Records that describe figures:
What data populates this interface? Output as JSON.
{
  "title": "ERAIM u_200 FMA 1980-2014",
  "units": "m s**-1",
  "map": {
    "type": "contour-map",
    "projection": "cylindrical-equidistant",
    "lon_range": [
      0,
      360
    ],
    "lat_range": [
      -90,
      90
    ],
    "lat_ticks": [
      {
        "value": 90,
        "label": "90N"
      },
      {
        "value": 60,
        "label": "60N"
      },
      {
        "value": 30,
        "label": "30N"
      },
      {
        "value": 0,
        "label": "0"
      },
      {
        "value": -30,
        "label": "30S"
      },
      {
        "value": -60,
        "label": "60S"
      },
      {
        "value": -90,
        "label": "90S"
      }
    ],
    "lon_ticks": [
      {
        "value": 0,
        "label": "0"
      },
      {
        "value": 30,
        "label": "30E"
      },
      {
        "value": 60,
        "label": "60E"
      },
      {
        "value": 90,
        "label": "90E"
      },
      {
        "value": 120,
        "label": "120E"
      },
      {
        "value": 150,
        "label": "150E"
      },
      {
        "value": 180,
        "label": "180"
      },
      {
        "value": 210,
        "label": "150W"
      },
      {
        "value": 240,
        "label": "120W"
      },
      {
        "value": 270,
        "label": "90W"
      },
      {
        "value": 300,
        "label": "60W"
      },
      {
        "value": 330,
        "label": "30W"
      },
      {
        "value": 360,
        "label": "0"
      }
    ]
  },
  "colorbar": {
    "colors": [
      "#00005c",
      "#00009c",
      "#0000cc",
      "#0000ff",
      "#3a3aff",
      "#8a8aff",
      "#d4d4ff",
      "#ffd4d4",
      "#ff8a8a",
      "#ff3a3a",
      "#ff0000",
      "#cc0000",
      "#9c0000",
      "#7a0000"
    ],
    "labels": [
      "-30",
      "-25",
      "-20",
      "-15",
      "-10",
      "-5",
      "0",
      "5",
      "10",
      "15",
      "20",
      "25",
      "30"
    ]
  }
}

:: WHAT THE TASK REQUIRES ::
Without changing a word, restate the whole listing.

:: COMPLETE OUTPUT ::
What data populates this interface? Output as JSON.
{
  "title": "ERAIM u_200 FMA 1980-2014",
  "units": "m s**-1",
  "map": {
    "type": "contour-map",
    "projection": "cylindrical-equidistant",
    "lon_range": [
      0,
      360
    ],
    "lat_range": [
      -90,
      90
    ],
    "lat_ticks": [
      {
        "value": 90,
        "label": "90N"
      },
      {
        "value": 60,
        "label": "60N"
      },
      {
        "value": 30,
        "label": "30N"
      },
      {
        "value": 0,
        "label": "0"
      },
      {
        "value": -30,
        "label": "30S"
      },
      {
        "value": -60,
        "label": "60S"
      },
      {
        "value": -90,
        "label": "90S"
      }
    ],
    "lon_ticks": [
      {
        "value": 0,
        "label": "0"
      },
      {
        "value": 30,
        "label": "30E"
      },
      {
        "value": 60,
        "label": "60E"
      },
      {
        "value": 90,
        "label": "90E"
      },
      {
        "value": 120,
        "label": "120E"
      },
      {
        "value": 150,
        "label": "150E"
      },
      {
        "value": 180,
        "label": "180"
      },
      {
        "value": 210,
        "label": "150W"
      },
      {
        "value": 240,
        "label": "120W"
      },
      {
        "value": 270,
        "label": "90W"
      },
      {
        "value": 300,
        "label": "60W"
      },
      {
        "value": 330,
        "label": "30W"
      },
      {
        "value": 360,
        "label": "0"
      }
    ]
  },
  "colorbar": {
    "colors": [
      "#00005c",
      "#00009c",
      "#0000cc",
      "#0000ff",
      "#3a3aff",
      "#8a8aff",
      "#d4d4ff",
      "#ffd4d4",
      "#ff8a8a",
      "#ff3a3a",
      "#ff0000",
      "#cc0000",
      "#9c0000",
      "#7a0000"
    ],
    "labels": [
      "-30",
      "-25",
      "-20",
      "-15",
      "-10",
      "-5",
      "0",
      "5",
      "10",
      "15",
      "20",
      "25",
      "30"
    ]
  }
}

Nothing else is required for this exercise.